_MATERIAL PROVIDED_
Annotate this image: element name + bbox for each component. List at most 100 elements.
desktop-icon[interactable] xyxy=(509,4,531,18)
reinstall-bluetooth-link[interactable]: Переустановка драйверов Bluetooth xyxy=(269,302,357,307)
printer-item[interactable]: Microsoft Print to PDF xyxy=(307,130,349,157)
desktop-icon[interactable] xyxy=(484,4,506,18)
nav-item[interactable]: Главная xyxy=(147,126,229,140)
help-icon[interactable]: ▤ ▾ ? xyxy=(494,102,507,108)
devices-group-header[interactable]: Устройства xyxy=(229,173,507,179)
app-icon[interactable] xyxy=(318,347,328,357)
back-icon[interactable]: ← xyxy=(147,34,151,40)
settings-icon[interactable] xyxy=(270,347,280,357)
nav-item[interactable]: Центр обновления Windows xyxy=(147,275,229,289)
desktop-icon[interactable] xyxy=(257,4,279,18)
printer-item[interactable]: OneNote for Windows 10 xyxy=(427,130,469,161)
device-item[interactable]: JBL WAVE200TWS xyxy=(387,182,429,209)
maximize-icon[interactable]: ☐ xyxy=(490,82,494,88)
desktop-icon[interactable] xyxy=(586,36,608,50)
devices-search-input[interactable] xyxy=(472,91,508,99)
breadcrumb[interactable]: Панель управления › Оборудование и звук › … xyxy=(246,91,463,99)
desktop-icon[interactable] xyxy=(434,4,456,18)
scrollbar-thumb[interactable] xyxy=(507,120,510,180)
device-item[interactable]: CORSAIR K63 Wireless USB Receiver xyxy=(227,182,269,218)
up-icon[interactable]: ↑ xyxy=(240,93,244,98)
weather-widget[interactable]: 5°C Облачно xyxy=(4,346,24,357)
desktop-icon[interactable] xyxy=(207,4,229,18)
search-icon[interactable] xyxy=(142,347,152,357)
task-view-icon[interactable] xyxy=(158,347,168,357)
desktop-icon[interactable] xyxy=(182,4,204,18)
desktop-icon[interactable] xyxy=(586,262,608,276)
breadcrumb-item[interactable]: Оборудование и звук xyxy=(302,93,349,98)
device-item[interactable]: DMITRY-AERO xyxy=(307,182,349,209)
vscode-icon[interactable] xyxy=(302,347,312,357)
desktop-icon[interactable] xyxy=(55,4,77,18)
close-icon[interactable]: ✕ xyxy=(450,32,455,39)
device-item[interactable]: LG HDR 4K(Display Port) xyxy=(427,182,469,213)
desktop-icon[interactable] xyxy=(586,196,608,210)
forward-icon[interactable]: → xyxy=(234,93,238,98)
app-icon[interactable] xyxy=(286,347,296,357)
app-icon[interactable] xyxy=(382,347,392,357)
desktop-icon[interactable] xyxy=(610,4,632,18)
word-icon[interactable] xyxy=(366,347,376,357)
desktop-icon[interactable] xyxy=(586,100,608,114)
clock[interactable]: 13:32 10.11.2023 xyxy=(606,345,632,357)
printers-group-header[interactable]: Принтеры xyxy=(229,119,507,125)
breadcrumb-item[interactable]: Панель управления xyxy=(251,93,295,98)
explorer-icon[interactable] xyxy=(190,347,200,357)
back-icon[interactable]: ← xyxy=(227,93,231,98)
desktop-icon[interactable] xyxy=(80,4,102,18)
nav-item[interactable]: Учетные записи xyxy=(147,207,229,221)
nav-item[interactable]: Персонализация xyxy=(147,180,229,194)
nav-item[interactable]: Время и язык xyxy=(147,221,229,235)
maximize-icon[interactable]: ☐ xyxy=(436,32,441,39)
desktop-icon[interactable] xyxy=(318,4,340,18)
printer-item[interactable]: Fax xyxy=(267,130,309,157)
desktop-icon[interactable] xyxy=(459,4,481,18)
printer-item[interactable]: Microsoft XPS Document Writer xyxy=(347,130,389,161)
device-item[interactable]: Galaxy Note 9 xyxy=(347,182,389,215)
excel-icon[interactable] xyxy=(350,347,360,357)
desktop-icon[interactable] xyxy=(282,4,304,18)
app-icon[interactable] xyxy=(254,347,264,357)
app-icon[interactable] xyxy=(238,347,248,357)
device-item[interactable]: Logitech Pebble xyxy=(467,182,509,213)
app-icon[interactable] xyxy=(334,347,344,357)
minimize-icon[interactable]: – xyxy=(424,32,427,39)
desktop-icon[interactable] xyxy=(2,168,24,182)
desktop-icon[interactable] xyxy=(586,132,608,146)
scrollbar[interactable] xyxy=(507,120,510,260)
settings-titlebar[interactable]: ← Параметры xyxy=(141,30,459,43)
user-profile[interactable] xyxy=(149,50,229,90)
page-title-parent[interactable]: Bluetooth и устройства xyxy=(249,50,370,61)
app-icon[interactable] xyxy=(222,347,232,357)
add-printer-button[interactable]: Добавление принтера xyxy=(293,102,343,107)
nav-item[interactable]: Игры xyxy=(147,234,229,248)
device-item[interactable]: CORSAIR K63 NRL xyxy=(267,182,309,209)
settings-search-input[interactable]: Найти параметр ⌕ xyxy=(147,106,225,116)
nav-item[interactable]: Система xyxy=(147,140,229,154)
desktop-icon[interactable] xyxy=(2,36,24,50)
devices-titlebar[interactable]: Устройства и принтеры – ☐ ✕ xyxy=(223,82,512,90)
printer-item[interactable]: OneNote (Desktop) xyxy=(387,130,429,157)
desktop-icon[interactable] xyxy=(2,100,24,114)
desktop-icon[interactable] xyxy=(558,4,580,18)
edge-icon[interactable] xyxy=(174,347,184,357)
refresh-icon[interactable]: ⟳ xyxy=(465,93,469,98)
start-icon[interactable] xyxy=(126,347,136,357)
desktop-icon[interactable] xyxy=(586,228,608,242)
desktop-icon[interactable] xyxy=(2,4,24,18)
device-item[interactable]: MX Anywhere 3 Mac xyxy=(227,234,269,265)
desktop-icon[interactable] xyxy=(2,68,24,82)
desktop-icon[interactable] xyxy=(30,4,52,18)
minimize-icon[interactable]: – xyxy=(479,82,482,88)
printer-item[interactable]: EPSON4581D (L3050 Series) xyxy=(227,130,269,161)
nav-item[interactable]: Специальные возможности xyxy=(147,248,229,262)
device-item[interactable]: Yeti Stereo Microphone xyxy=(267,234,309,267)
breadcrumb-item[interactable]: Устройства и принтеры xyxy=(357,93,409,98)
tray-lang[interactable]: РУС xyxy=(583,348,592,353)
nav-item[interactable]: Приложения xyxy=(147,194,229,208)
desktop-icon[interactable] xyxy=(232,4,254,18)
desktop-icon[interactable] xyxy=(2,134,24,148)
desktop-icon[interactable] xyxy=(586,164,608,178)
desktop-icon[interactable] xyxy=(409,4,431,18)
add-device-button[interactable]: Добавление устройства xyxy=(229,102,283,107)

_WHAT THE EXERCISE ASKS_
Rewrite the records above so that every "desktop-icon" becomes "desktop-shortcut", and keep everything else the same.

_RESULT FOR THIS EXERCISE_
Annotate this image: element name + bbox for each component. List at most 100 elements.
desktop-shortcut[interactable] xyxy=(509,4,531,18)
reinstall-bluetooth-link[interactable]: Переустановка драйверов Bluetooth xyxy=(269,302,357,307)
printer-item[interactable]: Microsoft Print to PDF xyxy=(307,130,349,157)
desktop-shortcut[interactable] xyxy=(484,4,506,18)
nav-item[interactable]: Главная xyxy=(147,126,229,140)
help-icon[interactable]: ▤ ▾ ? xyxy=(494,102,507,108)
devices-group-header[interactable]: Устройства xyxy=(229,173,507,179)
app-icon[interactable] xyxy=(318,347,328,357)
back-icon[interactable]: ← xyxy=(147,34,151,40)
settings-icon[interactable] xyxy=(270,347,280,357)
nav-item[interactable]: Центр обновления Windows xyxy=(147,275,229,289)
desktop-shortcut[interactable] xyxy=(257,4,279,18)
printer-item[interactable]: OneNote for Windows 10 xyxy=(427,130,469,161)
device-item[interactable]: JBL WAVE200TWS xyxy=(387,182,429,209)
maximize-icon[interactable]: ☐ xyxy=(490,82,494,88)
desktop-shortcut[interactable] xyxy=(586,36,608,50)
devices-search-input[interactable] xyxy=(472,91,508,99)
breadcrumb[interactable]: Панель управления › Оборудование и звук › … xyxy=(246,91,463,99)
desktop-shortcut[interactable] xyxy=(434,4,456,18)
scrollbar-thumb[interactable] xyxy=(507,120,510,180)
device-item[interactable]: CORSAIR K63 Wireless USB Receiver xyxy=(227,182,269,218)
up-icon[interactable]: ↑ xyxy=(240,93,244,98)
weather-widget[interactable]: 5°C Облачно xyxy=(4,346,24,357)
desktop-shortcut[interactable] xyxy=(207,4,229,18)
search-icon[interactable] xyxy=(142,347,152,357)
task-view-icon[interactable] xyxy=(158,347,168,357)
desktop-shortcut[interactable] xyxy=(182,4,204,18)
desktop-shortcut[interactable] xyxy=(586,262,608,276)
breadcrumb-item[interactable]: Оборудование и звук xyxy=(302,93,349,98)
device-item[interactable]: DMITRY-AERO xyxy=(307,182,349,209)
vscode-icon[interactable] xyxy=(302,347,312,357)
desktop-shortcut[interactable] xyxy=(55,4,77,18)
close-icon[interactable]: ✕ xyxy=(450,32,455,39)
device-item[interactable]: LG HDR 4K(Display Port) xyxy=(427,182,469,213)
desktop-shortcut[interactable] xyxy=(586,196,608,210)
forward-icon[interactable]: → xyxy=(234,93,238,98)
app-icon[interactable] xyxy=(286,347,296,357)
app-icon[interactable] xyxy=(382,347,392,357)
desktop-shortcut[interactable] xyxy=(610,4,632,18)
word-icon[interactable] xyxy=(366,347,376,357)
desktop-shortcut[interactable] xyxy=(586,100,608,114)
clock[interactable]: 13:32 10.11.2023 xyxy=(606,345,632,357)
printers-group-header[interactable]: Принтеры xyxy=(229,119,507,125)
breadcrumb-item[interactable]: Панель управления xyxy=(251,93,295,98)
explorer-icon[interactable] xyxy=(190,347,200,357)
back-icon[interactable]: ← xyxy=(227,93,231,98)
desktop-shortcut[interactable] xyxy=(80,4,102,18)
nav-item[interactable]: Учетные записи xyxy=(147,207,229,221)
nav-item[interactable]: Персонализация xyxy=(147,180,229,194)
nav-item[interactable]: Время и язык xyxy=(147,221,229,235)
maximize-icon[interactable]: ☐ xyxy=(436,32,441,39)
desktop-shortcut[interactable] xyxy=(318,4,340,18)
printer-item[interactable]: Fax xyxy=(267,130,309,157)
desktop-shortcut[interactable] xyxy=(459,4,481,18)
printer-item[interactable]: Microsoft XPS Document Writer xyxy=(347,130,389,161)
device-item[interactable]: Galaxy Note 9 xyxy=(347,182,389,215)
excel-icon[interactable] xyxy=(350,347,360,357)
desktop-shortcut[interactable] xyxy=(282,4,304,18)
app-icon[interactable] xyxy=(254,347,264,357)
app-icon[interactable] xyxy=(238,347,248,357)
device-item[interactable]: Logitech Pebble xyxy=(467,182,509,213)
app-icon[interactable] xyxy=(334,347,344,357)
minimize-icon[interactable]: – xyxy=(424,32,427,39)
desktop-shortcut[interactable] xyxy=(2,168,24,182)
desktop-shortcut[interactable] xyxy=(586,132,608,146)
scrollbar[interactable] xyxy=(507,120,510,260)
settings-titlebar[interactable]: ← Параметры xyxy=(141,30,459,43)
user-profile[interactable] xyxy=(149,50,229,90)
page-title-parent[interactable]: Bluetooth и устройства xyxy=(249,50,370,61)
app-icon[interactable] xyxy=(222,347,232,357)
add-printer-button[interactable]: Добавление принтера xyxy=(293,102,343,107)
nav-item[interactable]: Игры xyxy=(147,234,229,248)
device-item[interactable]: CORSAIR K63 NRL xyxy=(267,182,309,209)
settings-search-input[interactable]: Найти параметр ⌕ xyxy=(147,106,225,116)
nav-item[interactable]: Система xyxy=(147,140,229,154)
desktop-shortcut[interactable] xyxy=(2,36,24,50)
devices-titlebar[interactable]: Устройства и принтеры – ☐ ✕ xyxy=(223,82,512,90)
printer-item[interactable]: OneNote (Desktop) xyxy=(387,130,429,157)
desktop-shortcut[interactable] xyxy=(2,100,24,114)
desktop-shortcut[interactable] xyxy=(558,4,580,18)
edge-icon[interactable] xyxy=(174,347,184,357)
refresh-icon[interactable]: ⟳ xyxy=(465,93,469,98)
start-icon[interactable] xyxy=(126,347,136,357)
desktop-shortcut[interactable] xyxy=(586,228,608,242)
desktop-shortcut[interactable] xyxy=(2,4,24,18)
device-item[interactable]: MX Anywhere 3 Mac xyxy=(227,234,269,265)
desktop-shortcut[interactable] xyxy=(2,68,24,82)
desktop-shortcut[interactable] xyxy=(30,4,52,18)
minimize-icon[interactable]: – xyxy=(479,82,482,88)
printer-item[interactable]: EPSON4581D (L3050 Series) xyxy=(227,130,269,161)
nav-item[interactable]: Специальные возможности xyxy=(147,248,229,262)
device-item[interactable]: Yeti Stereo Microphone xyxy=(267,234,309,267)
breadcrumb-item[interactable]: Устройства и принтеры xyxy=(357,93,409,98)
tray-lang[interactable]: РУС xyxy=(583,348,592,353)
nav-item[interactable]: Приложения xyxy=(147,194,229,208)
desktop-shortcut[interactable] xyxy=(232,4,254,18)
desktop-shortcut[interactable] xyxy=(2,134,24,148)
desktop-shortcut[interactable] xyxy=(586,164,608,178)
desktop-shortcut[interactable] xyxy=(409,4,431,18)
add-device-button[interactable]: Добавление устройства xyxy=(229,102,283,107)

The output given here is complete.